Saved data entries
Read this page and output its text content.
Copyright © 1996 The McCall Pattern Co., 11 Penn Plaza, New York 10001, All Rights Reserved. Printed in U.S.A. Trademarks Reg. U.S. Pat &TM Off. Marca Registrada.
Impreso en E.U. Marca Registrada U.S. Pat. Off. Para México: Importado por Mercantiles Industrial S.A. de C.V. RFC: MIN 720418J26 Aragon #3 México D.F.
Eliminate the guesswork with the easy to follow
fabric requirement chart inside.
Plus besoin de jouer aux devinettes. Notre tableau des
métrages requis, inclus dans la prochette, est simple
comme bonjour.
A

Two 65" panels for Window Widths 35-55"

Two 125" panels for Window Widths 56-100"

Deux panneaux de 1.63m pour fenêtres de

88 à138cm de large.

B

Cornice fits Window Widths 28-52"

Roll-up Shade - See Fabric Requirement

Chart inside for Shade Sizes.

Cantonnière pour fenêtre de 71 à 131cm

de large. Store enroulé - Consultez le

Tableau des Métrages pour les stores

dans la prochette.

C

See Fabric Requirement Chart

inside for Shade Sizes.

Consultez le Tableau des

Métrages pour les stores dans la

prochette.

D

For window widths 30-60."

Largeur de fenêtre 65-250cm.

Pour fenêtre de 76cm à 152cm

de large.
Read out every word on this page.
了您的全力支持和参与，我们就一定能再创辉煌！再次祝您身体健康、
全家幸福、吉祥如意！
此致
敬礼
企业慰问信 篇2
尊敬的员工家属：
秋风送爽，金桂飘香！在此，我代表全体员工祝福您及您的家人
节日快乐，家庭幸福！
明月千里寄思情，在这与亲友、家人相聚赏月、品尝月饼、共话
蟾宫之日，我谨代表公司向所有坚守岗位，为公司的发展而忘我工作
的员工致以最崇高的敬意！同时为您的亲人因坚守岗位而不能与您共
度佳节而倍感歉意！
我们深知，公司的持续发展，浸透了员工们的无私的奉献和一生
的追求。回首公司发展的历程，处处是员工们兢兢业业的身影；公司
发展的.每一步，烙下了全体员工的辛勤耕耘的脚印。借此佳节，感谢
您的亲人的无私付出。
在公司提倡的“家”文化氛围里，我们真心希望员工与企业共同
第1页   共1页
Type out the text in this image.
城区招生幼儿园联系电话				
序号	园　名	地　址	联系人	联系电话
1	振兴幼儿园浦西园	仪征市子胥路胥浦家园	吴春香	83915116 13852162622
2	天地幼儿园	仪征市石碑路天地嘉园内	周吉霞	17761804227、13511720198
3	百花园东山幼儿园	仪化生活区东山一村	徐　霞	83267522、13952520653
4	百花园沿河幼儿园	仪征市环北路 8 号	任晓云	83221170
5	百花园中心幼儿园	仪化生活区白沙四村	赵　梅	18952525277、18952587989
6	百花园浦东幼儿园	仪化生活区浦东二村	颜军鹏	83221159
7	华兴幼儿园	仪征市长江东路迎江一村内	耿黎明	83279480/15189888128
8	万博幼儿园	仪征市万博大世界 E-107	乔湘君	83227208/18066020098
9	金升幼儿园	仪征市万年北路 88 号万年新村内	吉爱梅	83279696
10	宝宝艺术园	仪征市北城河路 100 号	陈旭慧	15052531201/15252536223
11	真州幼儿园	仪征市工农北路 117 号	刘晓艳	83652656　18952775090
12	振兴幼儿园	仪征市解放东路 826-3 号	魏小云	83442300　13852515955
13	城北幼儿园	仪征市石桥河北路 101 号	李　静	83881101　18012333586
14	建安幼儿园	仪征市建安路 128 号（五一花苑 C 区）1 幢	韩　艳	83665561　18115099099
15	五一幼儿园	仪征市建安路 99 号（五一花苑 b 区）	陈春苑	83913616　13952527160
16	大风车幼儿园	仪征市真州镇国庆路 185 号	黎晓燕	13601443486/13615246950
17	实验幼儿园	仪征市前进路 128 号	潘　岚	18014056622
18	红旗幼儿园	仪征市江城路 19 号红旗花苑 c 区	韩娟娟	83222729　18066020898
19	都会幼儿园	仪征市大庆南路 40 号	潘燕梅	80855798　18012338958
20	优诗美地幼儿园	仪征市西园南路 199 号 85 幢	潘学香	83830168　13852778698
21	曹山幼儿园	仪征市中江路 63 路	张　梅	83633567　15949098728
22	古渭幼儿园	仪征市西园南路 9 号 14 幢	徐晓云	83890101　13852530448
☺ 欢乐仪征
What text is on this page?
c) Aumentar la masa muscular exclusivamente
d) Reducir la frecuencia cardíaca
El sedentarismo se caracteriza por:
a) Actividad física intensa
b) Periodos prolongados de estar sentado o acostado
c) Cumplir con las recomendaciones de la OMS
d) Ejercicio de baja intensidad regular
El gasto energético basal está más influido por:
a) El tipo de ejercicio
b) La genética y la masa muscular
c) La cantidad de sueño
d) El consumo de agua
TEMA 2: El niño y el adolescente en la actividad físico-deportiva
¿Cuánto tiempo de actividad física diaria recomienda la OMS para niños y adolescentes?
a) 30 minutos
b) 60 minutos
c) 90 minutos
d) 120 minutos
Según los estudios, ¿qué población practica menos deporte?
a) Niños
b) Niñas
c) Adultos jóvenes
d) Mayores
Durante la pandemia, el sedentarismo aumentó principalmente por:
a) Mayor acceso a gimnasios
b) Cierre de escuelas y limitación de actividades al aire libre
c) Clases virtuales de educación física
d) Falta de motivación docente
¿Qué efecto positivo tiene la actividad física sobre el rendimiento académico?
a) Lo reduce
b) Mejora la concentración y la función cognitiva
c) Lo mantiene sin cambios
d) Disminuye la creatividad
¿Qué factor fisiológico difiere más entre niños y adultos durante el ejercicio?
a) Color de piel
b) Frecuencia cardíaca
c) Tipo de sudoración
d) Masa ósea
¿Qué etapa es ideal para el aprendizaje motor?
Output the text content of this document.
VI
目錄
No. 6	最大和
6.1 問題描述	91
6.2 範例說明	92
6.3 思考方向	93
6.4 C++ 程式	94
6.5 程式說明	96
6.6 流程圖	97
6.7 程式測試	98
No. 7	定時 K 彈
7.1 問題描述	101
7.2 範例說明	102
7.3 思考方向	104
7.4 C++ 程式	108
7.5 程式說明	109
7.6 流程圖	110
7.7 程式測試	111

To be done
Gather each line in the entries above where the string "this" is found.

Answer for the task
Read this page and output its text content.
Read out every word on this page.
Type out the text in this image.
What text is on this page?
Output the text content of this document.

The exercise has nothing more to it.